> **Exercise aim**: In the entries that follow, how many lines contain "Farbe"? Answer with the number only.
┌─ Material for this exercise
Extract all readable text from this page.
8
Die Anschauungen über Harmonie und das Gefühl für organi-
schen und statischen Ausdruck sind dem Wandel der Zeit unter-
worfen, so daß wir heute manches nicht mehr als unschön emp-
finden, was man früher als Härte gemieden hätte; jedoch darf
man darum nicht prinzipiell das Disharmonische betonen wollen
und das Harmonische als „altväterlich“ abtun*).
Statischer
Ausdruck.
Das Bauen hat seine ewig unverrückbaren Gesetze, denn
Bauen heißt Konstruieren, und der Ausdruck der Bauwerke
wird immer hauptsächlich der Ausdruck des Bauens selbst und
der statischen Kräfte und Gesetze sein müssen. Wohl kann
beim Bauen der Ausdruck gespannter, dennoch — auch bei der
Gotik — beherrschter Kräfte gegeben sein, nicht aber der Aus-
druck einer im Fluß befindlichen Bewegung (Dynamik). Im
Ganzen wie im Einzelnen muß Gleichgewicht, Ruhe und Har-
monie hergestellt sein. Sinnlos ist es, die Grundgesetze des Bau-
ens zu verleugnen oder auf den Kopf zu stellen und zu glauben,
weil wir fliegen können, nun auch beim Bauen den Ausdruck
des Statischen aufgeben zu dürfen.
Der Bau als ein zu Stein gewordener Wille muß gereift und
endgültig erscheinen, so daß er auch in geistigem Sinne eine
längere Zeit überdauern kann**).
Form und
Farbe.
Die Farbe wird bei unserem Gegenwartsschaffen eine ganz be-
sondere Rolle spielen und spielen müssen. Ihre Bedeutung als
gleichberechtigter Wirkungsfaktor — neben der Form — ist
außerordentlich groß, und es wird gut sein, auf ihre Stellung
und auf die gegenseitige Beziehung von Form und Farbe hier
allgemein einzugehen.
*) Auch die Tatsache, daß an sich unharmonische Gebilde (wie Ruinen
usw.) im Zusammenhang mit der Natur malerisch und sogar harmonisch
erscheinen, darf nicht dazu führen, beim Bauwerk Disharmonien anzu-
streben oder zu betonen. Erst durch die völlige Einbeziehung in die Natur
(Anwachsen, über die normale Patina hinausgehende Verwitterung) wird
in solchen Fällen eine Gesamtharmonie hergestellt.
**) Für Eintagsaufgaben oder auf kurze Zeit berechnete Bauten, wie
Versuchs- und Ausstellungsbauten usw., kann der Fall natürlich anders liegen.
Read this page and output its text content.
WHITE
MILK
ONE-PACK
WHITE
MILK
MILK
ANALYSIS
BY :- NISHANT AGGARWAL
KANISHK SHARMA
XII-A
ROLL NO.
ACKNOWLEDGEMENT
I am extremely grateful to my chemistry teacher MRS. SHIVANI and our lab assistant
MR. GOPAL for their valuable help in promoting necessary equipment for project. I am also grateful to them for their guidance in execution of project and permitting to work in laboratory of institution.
└─
> **The response**: 3